[start of ENTRIES SHOWN]

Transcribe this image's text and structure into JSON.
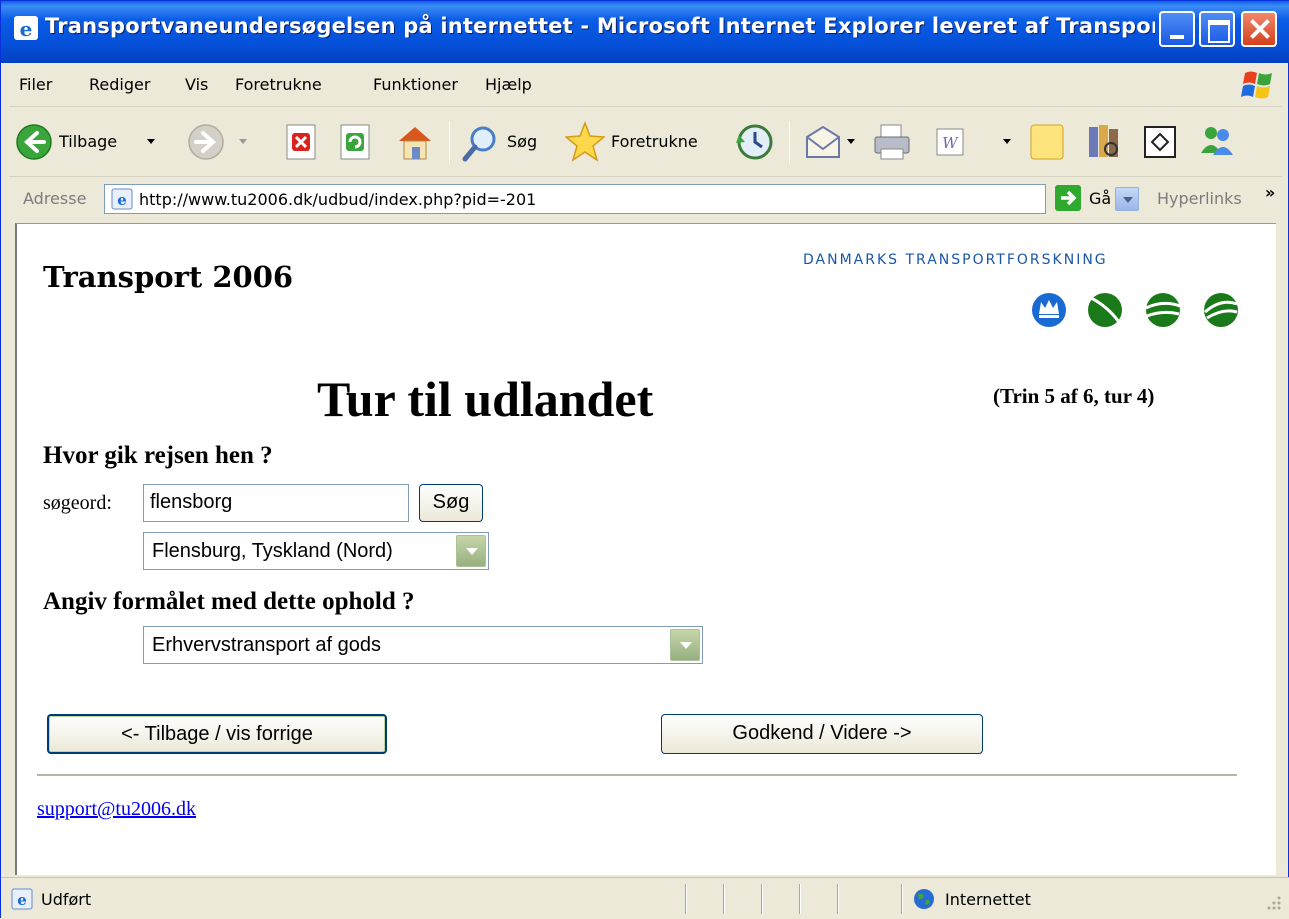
{
  "window": {
    "title": "Transportvaneundersøgelsen på internettet - Microsoft Internet Explorer leveret af  Transport- ..."
  },
  "menu": {
    "items": [
      "Filer",
      "Rediger",
      "Vis",
      "Foretrukne",
      "Funktioner",
      "Hjælp"
    ]
  },
  "toolbar": {
    "back_label": "Tilbage",
    "search_label": "Søg",
    "favorites_label": "Foretrukne"
  },
  "address": {
    "label": "Adresse",
    "url": "http://www.tu2006.dk/udbud/index.php?pid=-201",
    "go_label": "Gå",
    "links_label": "Hyperlinks",
    "chevron": "»"
  },
  "page": {
    "site_title": "Transport 2006",
    "org_name": "Danmarks TransportForskning",
    "heading": "Tur til udlandet",
    "step": "(Trin 5 af 6, tur 4)",
    "question_destination": "Hvor gik rejsen hen ?",
    "search_label": "søgeord:",
    "search_value": "flensborg",
    "search_button": "Søg",
    "destination_selected": "Flensburg, Tyskland (Nord)",
    "question_purpose": "Angiv formålet med dette ophold ?",
    "purpose_selected": "Erhvervstransport af gods",
    "back_button": "<- Tilbage / vis forrige",
    "next_button": "Godkend / Videre ->",
    "support_email": "support@tu2006.dk"
  },
  "status": {
    "text": "Udført",
    "zone": "Internettet"
  },
  "colors": {
    "titlebar": "#0550d8",
    "logo_blue": "#1a56a8",
    "logo_green": "#1a7a1a",
    "link": "#0000ee"
  }
}
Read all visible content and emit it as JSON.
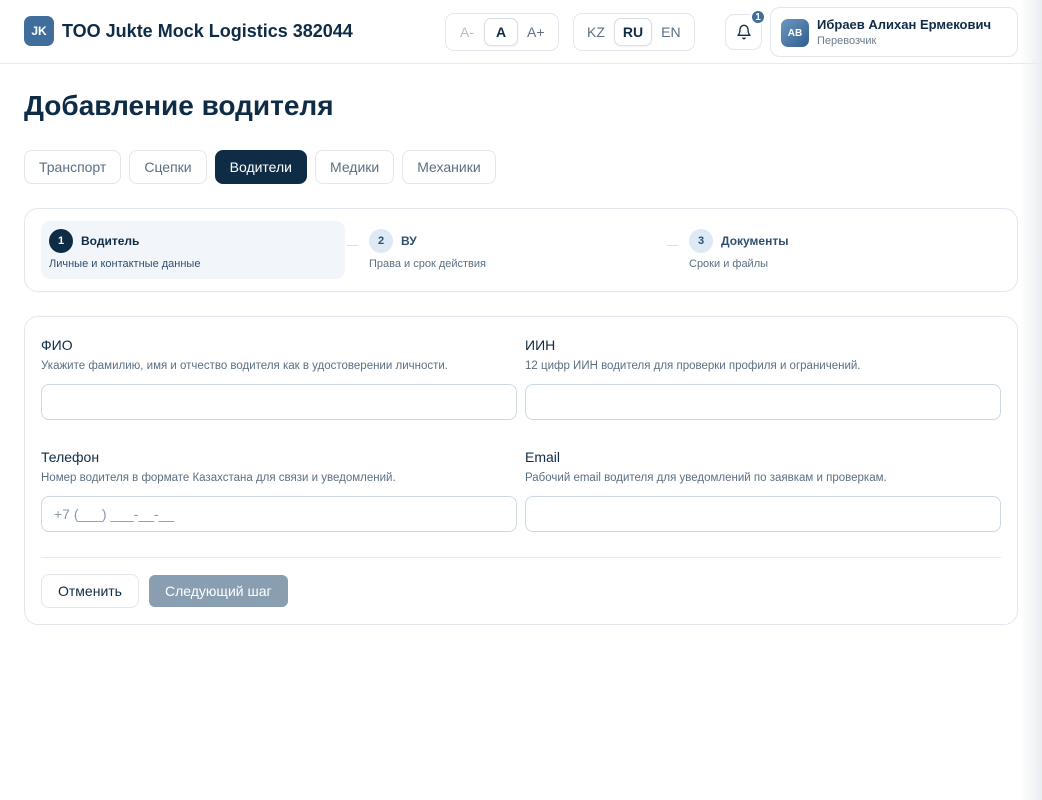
{
  "header": {
    "logo_initials": "JK",
    "company_name": "TOO Jukte Mock Logistics 382044",
    "font_size": {
      "decrease": "A-",
      "normal": "A",
      "increase": "A+"
    },
    "languages": [
      "KZ",
      "RU",
      "EN"
    ],
    "active_language": "RU",
    "notifications_count": "1",
    "user": {
      "initials": "AB",
      "name": "Ибраев Алихан Ермекович",
      "role": "Перевозчик"
    }
  },
  "page": {
    "title": "Добавление водителя"
  },
  "tabs": [
    {
      "label": "Транспорт",
      "active": false
    },
    {
      "label": "Сцепки",
      "active": false
    },
    {
      "label": "Водители",
      "active": true
    },
    {
      "label": "Медики",
      "active": false
    },
    {
      "label": "Механики",
      "active": false
    }
  ],
  "steps": [
    {
      "num": "1",
      "title": "Водитель",
      "subtitle": "Личные и контактные данные",
      "active": true
    },
    {
      "num": "2",
      "title": "ВУ",
      "subtitle": "Права и срок действия",
      "active": false
    },
    {
      "num": "3",
      "title": "Документы",
      "subtitle": "Сроки и файлы",
      "active": false
    }
  ],
  "form": {
    "fio": {
      "label": "ФИО",
      "hint": "Укажите фамилию, имя и отчество водителя как в удостоверении личности.",
      "value": "",
      "placeholder": ""
    },
    "iin": {
      "label": "ИИН",
      "hint": "12 цифр ИИН водителя для проверки профиля и ограничений.",
      "value": "",
      "placeholder": ""
    },
    "phone": {
      "label": "Телефон",
      "hint": "Номер водителя в формате Казахстана для связи и уведомлений.",
      "value": "",
      "placeholder": "+7 (___) ___-__-__"
    },
    "email": {
      "label": "Email",
      "hint": "Рабочий email водителя для уведомлений по заявкам и проверкам.",
      "value": "",
      "placeholder": ""
    }
  },
  "actions": {
    "cancel": "Отменить",
    "next": "Следующий шаг"
  },
  "colors": {
    "primary": "#0f2c47",
    "accent": "#3f6d9c",
    "disabled_button": "#8a9eb2",
    "border": "#e2e7ed"
  }
}
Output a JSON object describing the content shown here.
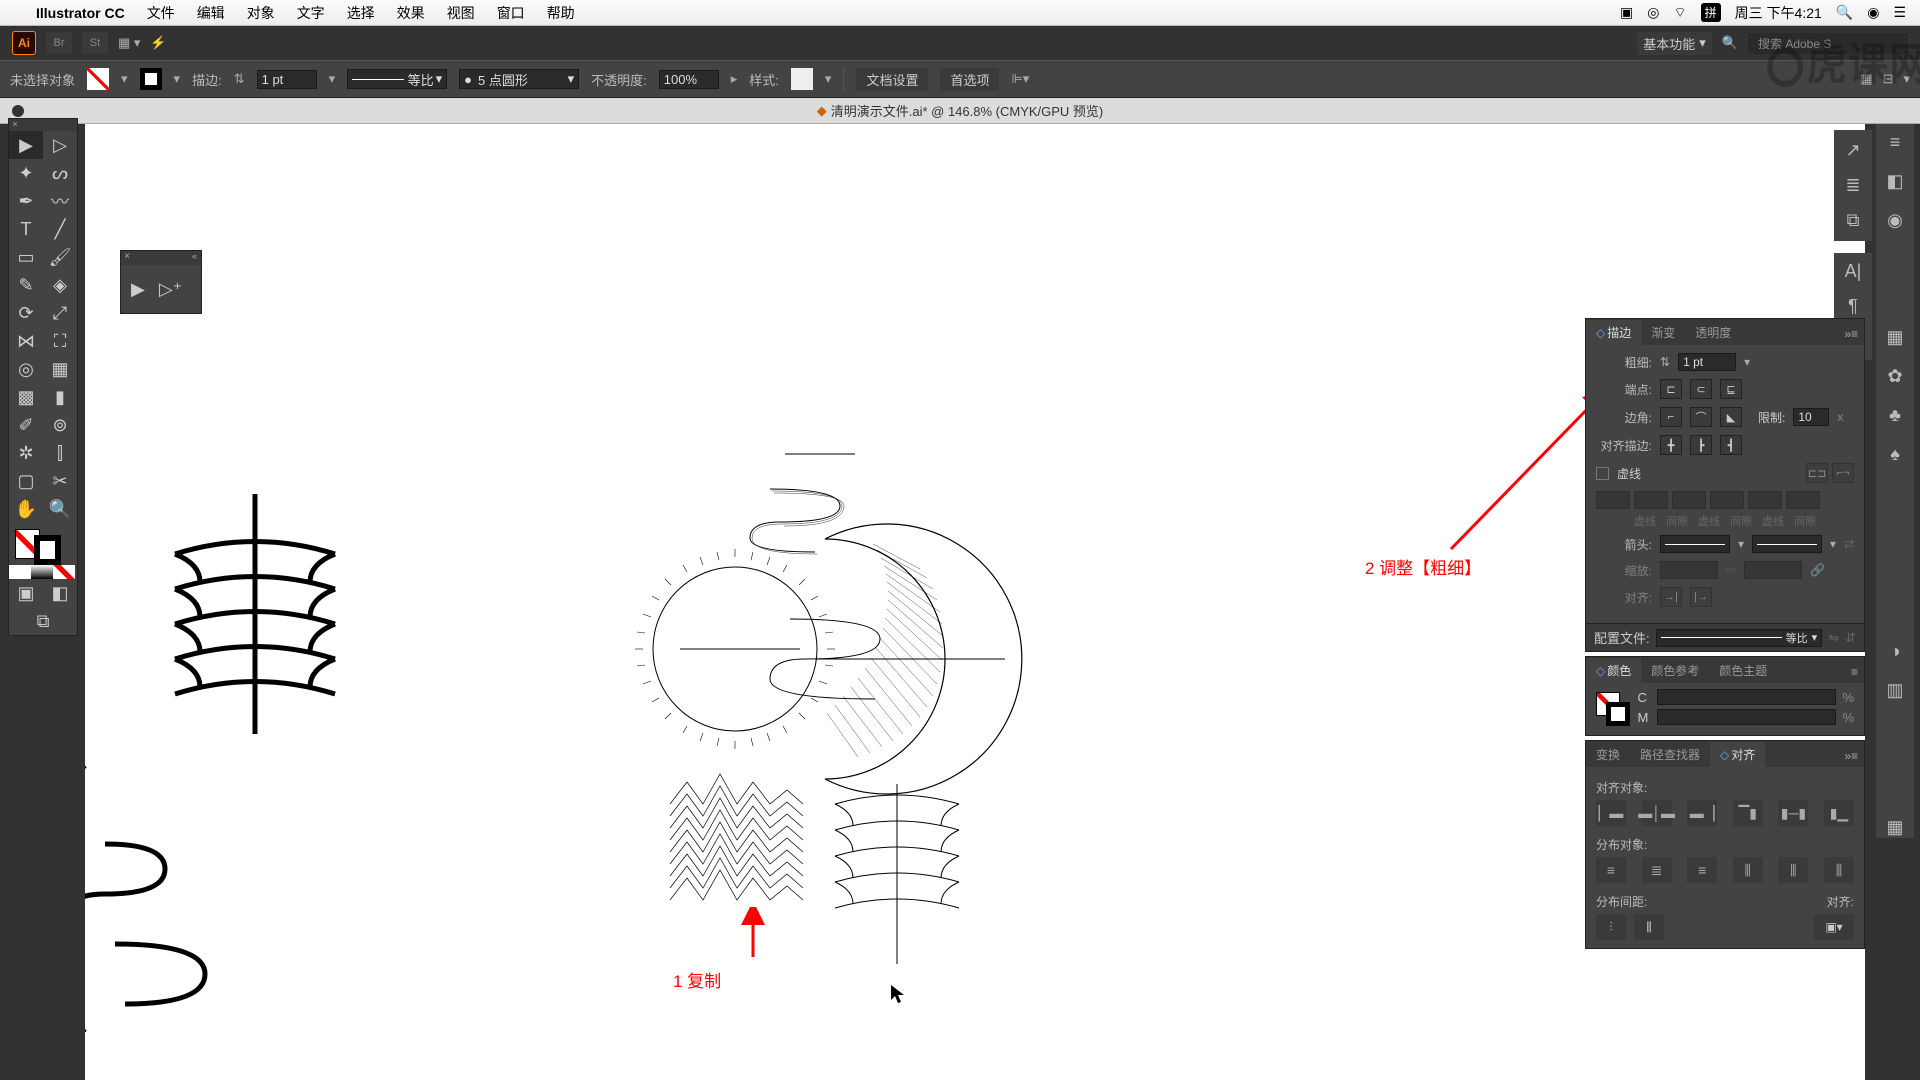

[end of ENTRIES SHOWN]

■ EXERCISE TASK:
Write out the records above exactly as they stand, leaving out every picture.

■ ANSWER FOR THE TASK:
Transcribe this image's text and structure into JSON.
{
  "window": {
    "title": "Transportvaneundersøgelsen på internettet - Microsoft Internet Explorer leveret af  Transport- ..."
  },
  "menu": {
    "items": [
      "Filer",
      "Rediger",
      "Vis",
      "Foretrukne",
      "Funktioner",
      "Hjælp"
    ]
  },
  "toolbar": {
    "back_label": "Tilbage",
    "search_label": "Søg",
    "favorites_label": "Foretrukne"
  },
  "address": {
    "label": "Adresse",
    "url": "http://www.tu2006.dk/udbud/index.php?pid=-201",
    "go_label": "Gå",
    "links_label": "Hyperlinks",
    "chevron": "»"
  },
  "page": {
    "site_title": "Transport 2006",
    "org_name": "Danmarks TransportForskning",
    "heading": "Tur til udlandet",
    "step": "(Trin 5 af 6, tur 4)",
    "question_destination": "Hvor gik rejsen hen ?",
    "search_label": "søgeord:",
    "search_value": "flensborg",
    "search_button": "Søg",
    "destination_selected": "Flensburg, Tyskland (Nord)",
    "question_purpose": "Angiv formålet med dette ophold ?",
    "purpose_selected": "Erhvervstransport af gods",
    "back_button": "<- Tilbage / vis forrige",
    "next_button": "Godkend / Videre ->",
    "support_email": "support@tu2006.dk"
  },
  "status": {
    "text": "Udført",
    "zone": "Internettet"
  },
  "colors": {
    "titlebar": "#0550d8",
    "logo_blue": "#1a56a8",
    "logo_green": "#1a7a1a",
    "link": "#0000ee"
  }
}
Read all visible content and emit it as JSON.
{
  "header": {
    "logo_initials": "JK",
    "company_name": "TOO Jukte Mock Logistics 382044",
    "font_size": {
      "decrease": "A-",
      "normal": "A",
      "increase": "A+"
    },
    "languages": [
      "KZ",
      "RU",
      "EN"
    ],
    "active_language": "RU",
    "notifications_count": "1",
    "user": {
      "initials": "AB",
      "name": "Ибраев Алихан Ермекович",
      "role": "Перевозчик"
    }
  },
  "page": {
    "title": "Добавление водителя"
  },
  "tabs": [
    {
      "label": "Транспорт",
      "active": false
    },
    {
      "label": "Сцепки",
      "active": false
    },
    {
      "label": "Водители",
      "active": true
    },
    {
      "label": "Медики",
      "active": false
    },
    {
      "label": "Механики",
      "active": false
    }
  ],
  "steps": [
    {
      "num": "1",
      "title": "Водитель",
      "subtitle": "Личные и контактные данные",
      "active": true
    },
    {
      "num": "2",
      "title": "ВУ",
      "subtitle": "Права и срок действия",
      "active": false
    },
    {
      "num": "3",
      "title": "Документы",
      "subtitle": "Сроки и файлы",
      "active": false
    }
  ],
  "form": {
    "fio": {
      "label": "ФИО",
      "hint": "Укажите фамилию, имя и отчество водителя как в удостоверении личности.",
      "value": "",
      "placeholder": ""
    },
    "iin": {
      "label": "ИИН",
      "hint": "12 цифр ИИН водителя для проверки профиля и ограничений.",
      "value": "",
      "placeholder": ""
    },
    "phone": {
      "label": "Телефон",
      "hint": "Номер водителя в формате Казахстана для связи и уведомлений.",
      "value": "",
      "placeholder": "+7 (___) ___-__-__"
    },
    "email": {
      "label": "Email",
      "hint": "Рабочий email водителя для уведомлений по заявкам и проверкам.",
      "value": "",
      "placeholder": ""
    }
  },
  "actions": {
    "cancel": "Отменить",
    "next": "Следующий шаг"
  },
  "colors": {
    "primary": "#0f2c47",
    "accent": "#3f6d9c",
    "disabled_button": "#8a9eb2",
    "border": "#e2e7ed"
  }
}
Output a JSON object describing the content shown here.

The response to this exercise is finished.